## Given instruction
All of the data that follows should be retyped exactly, please, except the pictures.

## Records for processing
'''

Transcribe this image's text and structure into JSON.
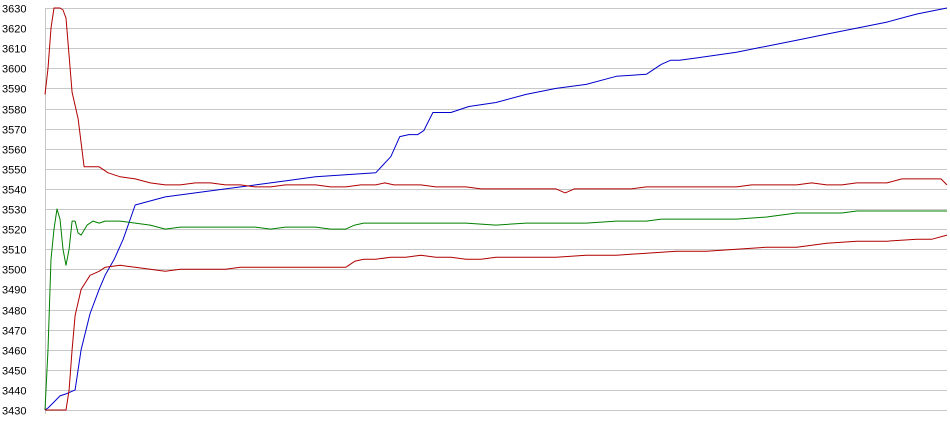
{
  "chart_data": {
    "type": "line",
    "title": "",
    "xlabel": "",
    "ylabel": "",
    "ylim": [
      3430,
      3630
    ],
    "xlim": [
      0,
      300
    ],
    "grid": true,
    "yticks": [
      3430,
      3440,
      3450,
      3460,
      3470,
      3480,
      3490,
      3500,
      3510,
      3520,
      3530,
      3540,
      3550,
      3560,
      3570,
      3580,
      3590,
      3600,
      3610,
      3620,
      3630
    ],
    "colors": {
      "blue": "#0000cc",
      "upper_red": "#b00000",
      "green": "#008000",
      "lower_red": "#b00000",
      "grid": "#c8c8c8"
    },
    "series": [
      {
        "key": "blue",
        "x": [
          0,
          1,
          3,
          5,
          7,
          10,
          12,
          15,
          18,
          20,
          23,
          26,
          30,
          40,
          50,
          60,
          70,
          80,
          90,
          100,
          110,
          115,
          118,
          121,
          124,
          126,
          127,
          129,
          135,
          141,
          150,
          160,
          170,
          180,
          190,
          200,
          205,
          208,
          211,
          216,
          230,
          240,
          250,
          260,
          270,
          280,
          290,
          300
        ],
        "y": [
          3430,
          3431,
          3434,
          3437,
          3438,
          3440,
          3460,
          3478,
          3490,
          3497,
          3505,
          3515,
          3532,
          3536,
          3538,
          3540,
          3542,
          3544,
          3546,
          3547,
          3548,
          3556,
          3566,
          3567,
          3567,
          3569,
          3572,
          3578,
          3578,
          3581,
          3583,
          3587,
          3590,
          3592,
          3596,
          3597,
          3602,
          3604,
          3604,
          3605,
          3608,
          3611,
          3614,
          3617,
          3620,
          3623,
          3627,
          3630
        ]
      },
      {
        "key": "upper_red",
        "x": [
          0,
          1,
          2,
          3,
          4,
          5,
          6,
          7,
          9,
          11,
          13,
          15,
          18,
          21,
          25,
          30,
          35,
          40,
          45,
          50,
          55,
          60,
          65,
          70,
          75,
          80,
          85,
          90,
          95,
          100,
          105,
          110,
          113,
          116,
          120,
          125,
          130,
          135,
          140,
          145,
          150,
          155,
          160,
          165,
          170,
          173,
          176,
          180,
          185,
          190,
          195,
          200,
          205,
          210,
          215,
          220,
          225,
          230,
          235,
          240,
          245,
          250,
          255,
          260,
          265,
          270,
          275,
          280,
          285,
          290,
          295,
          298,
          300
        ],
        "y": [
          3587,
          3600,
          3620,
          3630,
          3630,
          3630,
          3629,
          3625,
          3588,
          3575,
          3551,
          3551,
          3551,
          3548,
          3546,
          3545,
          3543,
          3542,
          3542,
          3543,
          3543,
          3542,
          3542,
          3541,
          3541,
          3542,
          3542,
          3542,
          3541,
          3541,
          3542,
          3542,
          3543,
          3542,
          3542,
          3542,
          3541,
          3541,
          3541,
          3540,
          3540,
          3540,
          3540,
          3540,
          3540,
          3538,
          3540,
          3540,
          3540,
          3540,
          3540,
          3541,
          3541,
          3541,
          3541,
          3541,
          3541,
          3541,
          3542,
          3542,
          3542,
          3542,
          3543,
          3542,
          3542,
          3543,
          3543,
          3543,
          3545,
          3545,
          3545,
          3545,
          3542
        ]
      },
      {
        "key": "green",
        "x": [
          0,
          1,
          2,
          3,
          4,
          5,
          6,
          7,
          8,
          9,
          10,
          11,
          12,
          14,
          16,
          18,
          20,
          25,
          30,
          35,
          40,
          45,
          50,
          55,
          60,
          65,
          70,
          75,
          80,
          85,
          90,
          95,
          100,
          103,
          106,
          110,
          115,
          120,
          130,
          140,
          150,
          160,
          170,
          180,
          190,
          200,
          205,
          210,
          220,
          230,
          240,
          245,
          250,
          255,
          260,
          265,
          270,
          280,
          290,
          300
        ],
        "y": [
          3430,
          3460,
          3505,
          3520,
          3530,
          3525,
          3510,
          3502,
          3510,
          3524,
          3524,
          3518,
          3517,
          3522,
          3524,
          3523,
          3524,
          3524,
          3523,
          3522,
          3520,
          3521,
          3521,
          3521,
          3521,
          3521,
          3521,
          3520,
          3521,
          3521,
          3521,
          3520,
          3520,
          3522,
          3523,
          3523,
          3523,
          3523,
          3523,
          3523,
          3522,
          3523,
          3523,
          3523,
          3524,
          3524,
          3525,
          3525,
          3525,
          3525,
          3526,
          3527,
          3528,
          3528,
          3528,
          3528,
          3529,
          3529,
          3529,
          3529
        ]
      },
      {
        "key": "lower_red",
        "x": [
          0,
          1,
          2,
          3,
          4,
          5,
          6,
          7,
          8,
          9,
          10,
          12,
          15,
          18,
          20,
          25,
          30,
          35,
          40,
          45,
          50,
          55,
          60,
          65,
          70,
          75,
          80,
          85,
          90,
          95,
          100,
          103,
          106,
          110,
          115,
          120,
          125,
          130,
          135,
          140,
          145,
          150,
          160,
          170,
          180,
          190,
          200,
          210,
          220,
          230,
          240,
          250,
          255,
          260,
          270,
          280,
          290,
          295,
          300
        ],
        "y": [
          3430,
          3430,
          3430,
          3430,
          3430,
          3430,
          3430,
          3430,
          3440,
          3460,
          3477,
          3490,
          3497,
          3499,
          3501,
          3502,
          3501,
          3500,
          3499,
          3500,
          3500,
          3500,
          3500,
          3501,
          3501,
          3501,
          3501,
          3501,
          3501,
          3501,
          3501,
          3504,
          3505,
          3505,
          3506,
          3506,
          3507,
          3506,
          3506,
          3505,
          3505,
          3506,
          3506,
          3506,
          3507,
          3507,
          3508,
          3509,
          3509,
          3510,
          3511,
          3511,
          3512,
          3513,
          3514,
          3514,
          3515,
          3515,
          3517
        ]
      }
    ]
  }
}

'''

## Answer for the task
Transcribe this image's text and structure into JSON.
{
  "chart_data": {
    "type": "line",
    "title": "",
    "xlabel": "",
    "ylabel": "",
    "ylim": [
      3430,
      3630
    ],
    "xlim": [
      0,
      300
    ],
    "grid": true,
    "yticks": [
      3430,
      3440,
      3450,
      3460,
      3470,
      3480,
      3490,
      3500,
      3510,
      3520,
      3530,
      3540,
      3550,
      3560,
      3570,
      3580,
      3590,
      3600,
      3610,
      3620,
      3630
    ],
    "colors": {
      "blue": "#0000cc",
      "upper_red": "#b00000",
      "green": "#008000",
      "lower_red": "#b00000",
      "grid": "#c8c8c8"
    },
    "series": [
      {
        "key": "blue",
        "x": [
          0,
          1,
          3,
          5,
          7,
          10,
          12,
          15,
          18,
          20,
          23,
          26,
          30,
          40,
          50,
          60,
          70,
          80,
          90,
          100,
          110,
          115,
          118,
          121,
          124,
          126,
          127,
          129,
          135,
          141,
          150,
          160,
          170,
          180,
          190,
          200,
          205,
          208,
          211,
          216,
          230,
          240,
          250,
          260,
          270,
          280,
          290,
          300
        ],
        "y": [
          3430,
          3431,
          3434,
          3437,
          3438,
          3440,
          3460,
          3478,
          3490,
          3497,
          3505,
          3515,
          3532,
          3536,
          3538,
          3540,
          3542,
          3544,
          3546,
          3547,
          3548,
          3556,
          3566,
          3567,
          3567,
          3569,
          3572,
          3578,
          3578,
          3581,
          3583,
          3587,
          3590,
          3592,
          3596,
          3597,
          3602,
          3604,
          3604,
          3605,
          3608,
          3611,
          3614,
          3617,
          3620,
          3623,
          3627,
          3630
        ]
      },
      {
        "key": "upper_red",
        "x": [
          0,
          1,
          2,
          3,
          4,
          5,
          6,
          7,
          9,
          11,
          13,
          15,
          18,
          21,
          25,
          30,
          35,
          40,
          45,
          50,
          55,
          60,
          65,
          70,
          75,
          80,
          85,
          90,
          95,
          100,
          105,
          110,
          113,
          116,
          120,
          125,
          130,
          135,
          140,
          145,
          150,
          155,
          160,
          165,
          170,
          173,
          176,
          180,
          185,
          190,
          195,
          200,
          205,
          210,
          215,
          220,
          225,
          230,
          235,
          240,
          245,
          250,
          255,
          260,
          265,
          270,
          275,
          280,
          285,
          290,
          295,
          298,
          300
        ],
        "y": [
          3587,
          3600,
          3620,
          3630,
          3630,
          3630,
          3629,
          3625,
          3588,
          3575,
          3551,
          3551,
          3551,
          3548,
          3546,
          3545,
          3543,
          3542,
          3542,
          3543,
          3543,
          3542,
          3542,
          3541,
          3541,
          3542,
          3542,
          3542,
          3541,
          3541,
          3542,
          3542,
          3543,
          3542,
          3542,
          3542,
          3541,
          3541,
          3541,
          3540,
          3540,
          3540,
          3540,
          3540,
          3540,
          3538,
          3540,
          3540,
          3540,
          3540,
          3540,
          3541,
          3541,
          3541,
          3541,
          3541,
          3541,
          3541,
          3542,
          3542,
          3542,
          3542,
          3543,
          3542,
          3542,
          3543,
          3543,
          3543,
          3545,
          3545,
          3545,
          3545,
          3542
        ]
      },
      {
        "key": "green",
        "x": [
          0,
          1,
          2,
          3,
          4,
          5,
          6,
          7,
          8,
          9,
          10,
          11,
          12,
          14,
          16,
          18,
          20,
          25,
          30,
          35,
          40,
          45,
          50,
          55,
          60,
          65,
          70,
          75,
          80,
          85,
          90,
          95,
          100,
          103,
          106,
          110,
          115,
          120,
          130,
          140,
          150,
          160,
          170,
          180,
          190,
          200,
          205,
          210,
          220,
          230,
          240,
          245,
          250,
          255,
          260,
          265,
          270,
          280,
          290,
          300
        ],
        "y": [
          3430,
          3460,
          3505,
          3520,
          3530,
          3525,
          3510,
          3502,
          3510,
          3524,
          3524,
          3518,
          3517,
          3522,
          3524,
          3523,
          3524,
          3524,
          3523,
          3522,
          3520,
          3521,
          3521,
          3521,
          3521,
          3521,
          3521,
          3520,
          3521,
          3521,
          3521,
          3520,
          3520,
          3522,
          3523,
          3523,
          3523,
          3523,
          3523,
          3523,
          3522,
          3523,
          3523,
          3523,
          3524,
          3524,
          3525,
          3525,
          3525,
          3525,
          3526,
          3527,
          3528,
          3528,
          3528,
          3528,
          3529,
          3529,
          3529,
          3529
        ]
      },
      {
        "key": "lower_red",
        "x": [
          0,
          1,
          2,
          3,
          4,
          5,
          6,
          7,
          8,
          9,
          10,
          12,
          15,
          18,
          20,
          25,
          30,
          35,
          40,
          45,
          50,
          55,
          60,
          65,
          70,
          75,
          80,
          85,
          90,
          95,
          100,
          103,
          106,
          110,
          115,
          120,
          125,
          130,
          135,
          140,
          145,
          150,
          160,
          170,
          180,
          190,
          200,
          210,
          220,
          230,
          240,
          250,
          255,
          260,
          270,
          280,
          290,
          295,
          300
        ],
        "y": [
          3430,
          3430,
          3430,
          3430,
          3430,
          3430,
          3430,
          3430,
          3440,
          3460,
          3477,
          3490,
          3497,
          3499,
          3501,
          3502,
          3501,
          3500,
          3499,
          3500,
          3500,
          3500,
          3500,
          3501,
          3501,
          3501,
          3501,
          3501,
          3501,
          3501,
          3501,
          3504,
          3505,
          3505,
          3506,
          3506,
          3507,
          3506,
          3506,
          3505,
          3505,
          3506,
          3506,
          3506,
          3507,
          3507,
          3508,
          3509,
          3509,
          3510,
          3511,
          3511,
          3512,
          3513,
          3514,
          3514,
          3515,
          3515,
          3517
        ]
      }
    ]
  }
}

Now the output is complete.